**Task requirements**
Exactly reproduce the lines from the line bearing "Convert this document image to plain text." through the end of the listing, inclusive of both; pictures are to be omitted.
— Start Recorded data —
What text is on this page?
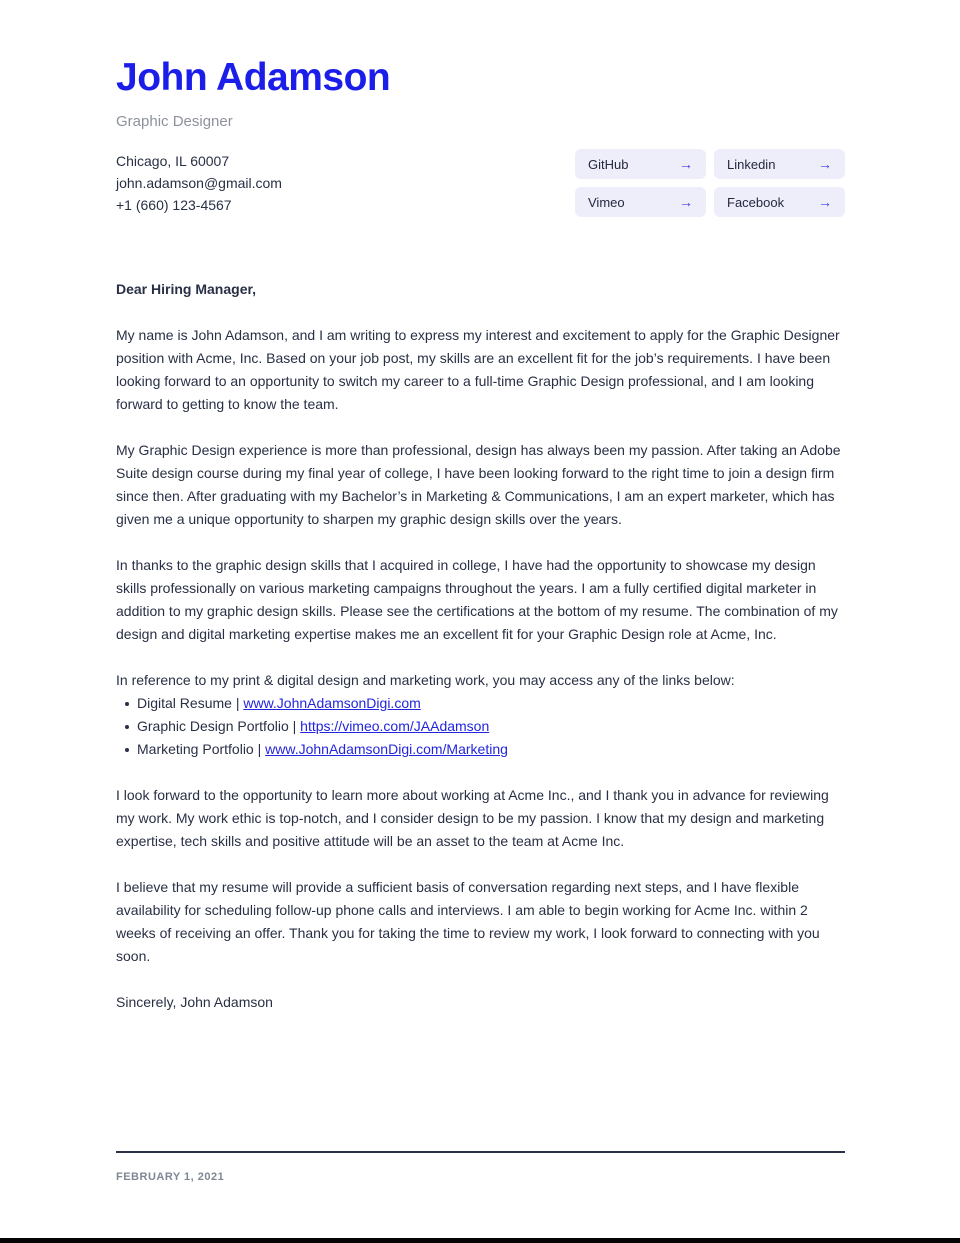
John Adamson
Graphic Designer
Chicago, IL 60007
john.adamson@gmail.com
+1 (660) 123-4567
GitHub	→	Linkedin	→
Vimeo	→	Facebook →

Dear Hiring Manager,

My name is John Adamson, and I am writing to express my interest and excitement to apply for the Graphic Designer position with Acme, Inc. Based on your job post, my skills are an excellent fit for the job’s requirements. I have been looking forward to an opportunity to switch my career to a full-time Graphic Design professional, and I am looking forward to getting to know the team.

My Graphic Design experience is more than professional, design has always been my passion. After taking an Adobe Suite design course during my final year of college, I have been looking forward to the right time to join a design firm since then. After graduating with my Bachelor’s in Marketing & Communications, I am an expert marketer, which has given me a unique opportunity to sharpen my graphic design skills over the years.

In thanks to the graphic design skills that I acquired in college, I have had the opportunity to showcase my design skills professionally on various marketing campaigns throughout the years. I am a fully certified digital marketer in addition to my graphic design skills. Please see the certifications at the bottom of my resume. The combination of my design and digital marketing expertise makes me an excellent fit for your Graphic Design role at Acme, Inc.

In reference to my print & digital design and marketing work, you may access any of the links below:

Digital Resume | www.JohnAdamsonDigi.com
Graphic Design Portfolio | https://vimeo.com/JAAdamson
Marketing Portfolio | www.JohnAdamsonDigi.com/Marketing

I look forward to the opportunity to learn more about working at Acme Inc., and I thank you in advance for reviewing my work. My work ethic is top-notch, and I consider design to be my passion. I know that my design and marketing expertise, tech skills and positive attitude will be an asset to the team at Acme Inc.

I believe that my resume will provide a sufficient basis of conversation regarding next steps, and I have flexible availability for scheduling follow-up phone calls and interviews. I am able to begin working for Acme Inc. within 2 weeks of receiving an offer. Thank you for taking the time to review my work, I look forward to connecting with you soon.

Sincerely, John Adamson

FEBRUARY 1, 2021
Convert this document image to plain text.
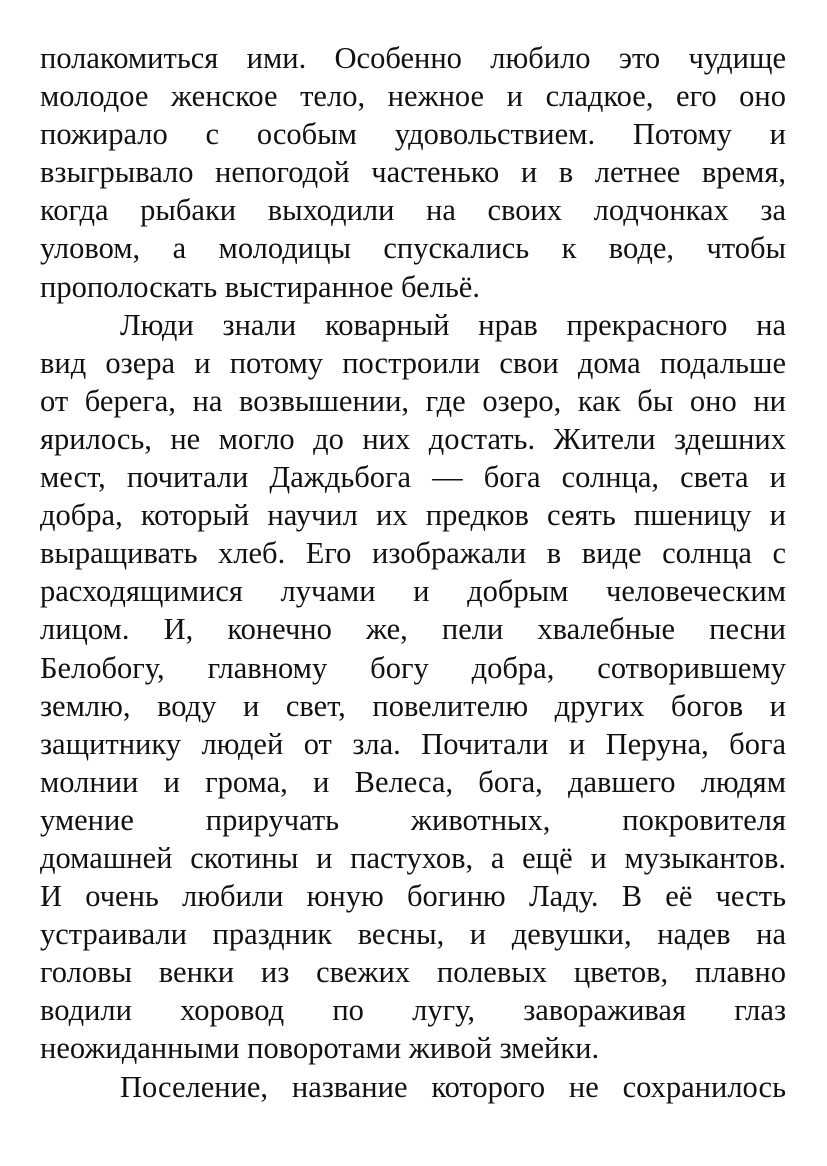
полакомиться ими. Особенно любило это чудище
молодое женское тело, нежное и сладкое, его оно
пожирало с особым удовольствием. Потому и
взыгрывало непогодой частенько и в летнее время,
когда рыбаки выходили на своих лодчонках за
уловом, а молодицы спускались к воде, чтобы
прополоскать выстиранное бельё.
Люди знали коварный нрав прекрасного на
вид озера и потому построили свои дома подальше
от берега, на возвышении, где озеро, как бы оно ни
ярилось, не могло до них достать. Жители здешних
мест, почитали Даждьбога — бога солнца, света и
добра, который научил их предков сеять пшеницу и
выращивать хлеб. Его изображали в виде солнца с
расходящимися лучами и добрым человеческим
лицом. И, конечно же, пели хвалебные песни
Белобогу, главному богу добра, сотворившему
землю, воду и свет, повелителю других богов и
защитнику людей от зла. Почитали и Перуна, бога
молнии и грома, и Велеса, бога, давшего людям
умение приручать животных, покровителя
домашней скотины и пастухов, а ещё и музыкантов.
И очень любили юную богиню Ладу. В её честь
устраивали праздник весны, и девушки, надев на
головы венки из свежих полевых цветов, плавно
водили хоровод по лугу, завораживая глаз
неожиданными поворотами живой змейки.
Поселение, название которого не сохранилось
— End Recorded data —
**Reply to the task**
Convert this document image to plain text.
полакомиться ими. Особенно любило это чудище
молодое женское тело, нежное и сладкое, его оно
пожирало с особым удовольствием. Потому и
взыгрывало непогодой частенько и в летнее время,
когда рыбаки выходили на своих лодчонках за
уловом, а молодицы спускались к воде, чтобы
прополоскать выстиранное бельё.
Люди знали коварный нрав прекрасного на
вид озера и потому построили свои дома подальше
от берега, на возвышении, где озеро, как бы оно ни
ярилось, не могло до них достать. Жители здешних
мест, почитали Даждьбога — бога солнца, света и
добра, который научил их предков сеять пшеницу и
выращивать хлеб. Его изображали в виде солнца с
расходящимися лучами и добрым человеческим
лицом. И, конечно же, пели хвалебные песни
Белобогу, главному богу добра, сотворившему
землю, воду и свет, повелителю других богов и
защитнику людей от зла. Почитали и Перуна, бога
молнии и грома, и Велеса, бога, давшего людям
умение приручать животных, покровителя
домашней скотины и пастухов, а ещё и музыкантов.
И очень любили юную богиню Ладу. В её честь
устраивали праздник весны, и девушки, надев на
головы венки из свежих полевых цветов, плавно
водили хоровод по лугу, завораживая глаз
неожиданными поворотами живой змейки.
Поселение, название которого не сохранилось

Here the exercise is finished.